'''

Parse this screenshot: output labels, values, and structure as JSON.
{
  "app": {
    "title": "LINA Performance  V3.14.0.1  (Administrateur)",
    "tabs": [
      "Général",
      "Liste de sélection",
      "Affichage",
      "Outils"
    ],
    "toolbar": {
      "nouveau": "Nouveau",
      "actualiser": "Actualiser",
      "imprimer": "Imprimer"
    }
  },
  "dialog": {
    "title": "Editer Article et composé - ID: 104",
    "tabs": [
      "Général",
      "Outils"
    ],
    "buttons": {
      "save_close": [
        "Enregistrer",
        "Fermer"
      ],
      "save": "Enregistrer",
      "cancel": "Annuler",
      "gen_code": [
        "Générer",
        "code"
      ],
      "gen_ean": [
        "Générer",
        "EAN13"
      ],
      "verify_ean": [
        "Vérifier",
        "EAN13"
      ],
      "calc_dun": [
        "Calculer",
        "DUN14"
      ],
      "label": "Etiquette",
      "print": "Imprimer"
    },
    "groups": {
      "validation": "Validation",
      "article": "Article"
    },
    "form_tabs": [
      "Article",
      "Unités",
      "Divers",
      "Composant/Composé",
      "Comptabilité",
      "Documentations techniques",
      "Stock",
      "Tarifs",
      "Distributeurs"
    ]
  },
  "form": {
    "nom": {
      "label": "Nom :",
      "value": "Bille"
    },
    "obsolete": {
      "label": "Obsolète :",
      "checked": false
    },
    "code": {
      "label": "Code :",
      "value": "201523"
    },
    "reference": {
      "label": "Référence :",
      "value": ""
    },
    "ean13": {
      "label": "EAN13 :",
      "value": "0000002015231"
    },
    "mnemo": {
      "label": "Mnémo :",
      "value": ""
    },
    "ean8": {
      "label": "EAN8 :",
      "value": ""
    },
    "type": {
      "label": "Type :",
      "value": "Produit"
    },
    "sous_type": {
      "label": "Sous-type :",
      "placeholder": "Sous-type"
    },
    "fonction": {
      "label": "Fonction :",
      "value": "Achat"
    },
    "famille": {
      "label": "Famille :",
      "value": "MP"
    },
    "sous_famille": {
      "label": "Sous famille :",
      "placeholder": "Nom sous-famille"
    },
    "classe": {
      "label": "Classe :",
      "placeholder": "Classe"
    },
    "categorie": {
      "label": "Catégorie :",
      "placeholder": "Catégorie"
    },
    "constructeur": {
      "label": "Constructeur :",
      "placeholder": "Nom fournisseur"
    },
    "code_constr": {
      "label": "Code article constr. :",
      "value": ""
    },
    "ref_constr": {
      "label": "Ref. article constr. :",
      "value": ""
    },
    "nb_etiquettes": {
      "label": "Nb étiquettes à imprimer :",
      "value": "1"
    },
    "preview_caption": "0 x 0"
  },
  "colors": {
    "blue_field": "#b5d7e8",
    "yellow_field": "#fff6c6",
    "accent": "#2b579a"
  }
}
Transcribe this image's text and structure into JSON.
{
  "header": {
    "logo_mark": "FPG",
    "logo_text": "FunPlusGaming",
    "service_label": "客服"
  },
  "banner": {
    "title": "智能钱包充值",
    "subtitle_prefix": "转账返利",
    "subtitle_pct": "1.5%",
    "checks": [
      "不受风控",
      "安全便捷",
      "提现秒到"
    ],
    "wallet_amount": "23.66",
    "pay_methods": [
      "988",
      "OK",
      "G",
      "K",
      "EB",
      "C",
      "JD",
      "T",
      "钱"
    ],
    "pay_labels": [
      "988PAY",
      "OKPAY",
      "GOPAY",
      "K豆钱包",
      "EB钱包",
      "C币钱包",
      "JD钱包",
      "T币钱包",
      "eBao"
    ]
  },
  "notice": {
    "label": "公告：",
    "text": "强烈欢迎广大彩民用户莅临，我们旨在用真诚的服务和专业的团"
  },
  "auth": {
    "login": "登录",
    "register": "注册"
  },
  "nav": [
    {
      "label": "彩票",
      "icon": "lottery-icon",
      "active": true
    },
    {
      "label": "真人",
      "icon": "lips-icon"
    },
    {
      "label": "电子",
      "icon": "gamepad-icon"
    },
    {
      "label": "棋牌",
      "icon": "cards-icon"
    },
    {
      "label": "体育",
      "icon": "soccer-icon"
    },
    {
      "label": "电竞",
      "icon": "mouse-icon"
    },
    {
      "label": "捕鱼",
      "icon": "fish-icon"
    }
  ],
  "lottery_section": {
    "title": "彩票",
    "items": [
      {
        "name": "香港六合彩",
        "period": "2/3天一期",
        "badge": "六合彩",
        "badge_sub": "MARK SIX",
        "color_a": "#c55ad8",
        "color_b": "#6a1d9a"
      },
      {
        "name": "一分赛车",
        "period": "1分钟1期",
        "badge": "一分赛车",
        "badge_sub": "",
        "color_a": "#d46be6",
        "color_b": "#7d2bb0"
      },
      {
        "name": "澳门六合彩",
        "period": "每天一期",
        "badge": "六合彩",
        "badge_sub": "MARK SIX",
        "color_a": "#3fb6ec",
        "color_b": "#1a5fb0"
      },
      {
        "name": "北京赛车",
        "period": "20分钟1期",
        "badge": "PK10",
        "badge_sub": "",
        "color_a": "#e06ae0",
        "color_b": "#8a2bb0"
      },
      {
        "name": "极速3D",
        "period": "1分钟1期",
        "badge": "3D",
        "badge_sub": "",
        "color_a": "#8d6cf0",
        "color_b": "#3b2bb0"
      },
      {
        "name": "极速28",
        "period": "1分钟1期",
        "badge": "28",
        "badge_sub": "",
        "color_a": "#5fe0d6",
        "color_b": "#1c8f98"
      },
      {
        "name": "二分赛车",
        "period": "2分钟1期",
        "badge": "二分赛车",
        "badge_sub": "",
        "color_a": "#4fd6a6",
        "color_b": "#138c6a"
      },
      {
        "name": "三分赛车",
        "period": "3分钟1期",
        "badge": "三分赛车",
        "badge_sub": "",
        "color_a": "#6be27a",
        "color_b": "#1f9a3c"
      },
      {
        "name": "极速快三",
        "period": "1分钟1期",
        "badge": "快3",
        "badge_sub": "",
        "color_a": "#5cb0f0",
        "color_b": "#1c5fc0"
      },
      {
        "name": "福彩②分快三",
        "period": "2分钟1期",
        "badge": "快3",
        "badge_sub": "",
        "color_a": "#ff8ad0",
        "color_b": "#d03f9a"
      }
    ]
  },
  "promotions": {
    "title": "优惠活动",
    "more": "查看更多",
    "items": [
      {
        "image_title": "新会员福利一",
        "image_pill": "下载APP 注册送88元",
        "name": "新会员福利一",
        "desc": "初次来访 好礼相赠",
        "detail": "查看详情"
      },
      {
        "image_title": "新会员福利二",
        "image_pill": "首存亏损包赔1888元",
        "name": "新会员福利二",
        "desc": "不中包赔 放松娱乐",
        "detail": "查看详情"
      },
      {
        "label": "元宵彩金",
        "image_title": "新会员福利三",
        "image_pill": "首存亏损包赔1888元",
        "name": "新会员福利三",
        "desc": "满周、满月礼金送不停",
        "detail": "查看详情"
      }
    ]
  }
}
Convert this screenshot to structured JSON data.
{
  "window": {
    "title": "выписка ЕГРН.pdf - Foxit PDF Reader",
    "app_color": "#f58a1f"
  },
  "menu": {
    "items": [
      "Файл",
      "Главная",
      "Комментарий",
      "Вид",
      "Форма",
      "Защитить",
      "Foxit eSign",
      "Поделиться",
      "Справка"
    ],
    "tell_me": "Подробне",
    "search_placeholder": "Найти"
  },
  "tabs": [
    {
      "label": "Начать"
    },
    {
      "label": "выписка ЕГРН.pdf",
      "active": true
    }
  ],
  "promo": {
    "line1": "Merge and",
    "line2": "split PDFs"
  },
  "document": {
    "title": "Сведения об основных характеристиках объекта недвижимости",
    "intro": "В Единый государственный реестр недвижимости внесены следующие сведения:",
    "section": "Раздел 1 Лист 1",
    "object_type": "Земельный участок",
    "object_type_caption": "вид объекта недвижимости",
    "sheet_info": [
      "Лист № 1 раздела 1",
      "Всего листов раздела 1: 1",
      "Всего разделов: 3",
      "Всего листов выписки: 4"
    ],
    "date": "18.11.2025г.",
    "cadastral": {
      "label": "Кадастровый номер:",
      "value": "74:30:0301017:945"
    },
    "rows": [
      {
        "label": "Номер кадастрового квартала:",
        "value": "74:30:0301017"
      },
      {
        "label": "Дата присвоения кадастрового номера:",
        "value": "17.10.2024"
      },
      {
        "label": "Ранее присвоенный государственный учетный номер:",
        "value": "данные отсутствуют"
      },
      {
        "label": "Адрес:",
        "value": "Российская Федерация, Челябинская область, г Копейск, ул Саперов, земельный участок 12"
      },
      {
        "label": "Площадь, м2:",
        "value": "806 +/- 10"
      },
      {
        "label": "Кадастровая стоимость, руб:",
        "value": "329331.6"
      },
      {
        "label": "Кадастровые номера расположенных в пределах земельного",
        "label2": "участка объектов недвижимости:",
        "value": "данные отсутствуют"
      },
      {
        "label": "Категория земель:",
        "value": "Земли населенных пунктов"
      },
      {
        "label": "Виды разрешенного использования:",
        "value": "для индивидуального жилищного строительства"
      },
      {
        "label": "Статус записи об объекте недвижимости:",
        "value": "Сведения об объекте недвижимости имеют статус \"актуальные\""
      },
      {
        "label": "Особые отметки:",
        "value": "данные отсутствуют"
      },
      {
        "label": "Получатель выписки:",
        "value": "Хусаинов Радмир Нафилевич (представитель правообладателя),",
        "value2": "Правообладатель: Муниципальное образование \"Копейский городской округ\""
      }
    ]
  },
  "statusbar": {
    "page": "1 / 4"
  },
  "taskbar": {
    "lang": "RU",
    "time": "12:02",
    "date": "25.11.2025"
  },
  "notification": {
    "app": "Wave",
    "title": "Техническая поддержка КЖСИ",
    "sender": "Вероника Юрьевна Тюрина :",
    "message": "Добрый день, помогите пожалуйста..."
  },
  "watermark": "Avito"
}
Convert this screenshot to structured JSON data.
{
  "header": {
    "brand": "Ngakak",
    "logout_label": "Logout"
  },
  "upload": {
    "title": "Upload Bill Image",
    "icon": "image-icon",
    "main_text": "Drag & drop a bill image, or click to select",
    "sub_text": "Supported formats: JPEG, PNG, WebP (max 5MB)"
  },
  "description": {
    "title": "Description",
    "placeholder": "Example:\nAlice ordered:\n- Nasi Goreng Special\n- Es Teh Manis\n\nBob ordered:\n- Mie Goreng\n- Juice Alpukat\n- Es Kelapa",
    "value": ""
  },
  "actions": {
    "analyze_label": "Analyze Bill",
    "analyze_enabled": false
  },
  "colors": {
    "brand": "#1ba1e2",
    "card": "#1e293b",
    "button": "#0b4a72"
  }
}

'''

■ **What is needed**
Looking back at the lines above, state how many contain the word "государственный", and supply nothing besides the number.

■ **Exercise solution**
2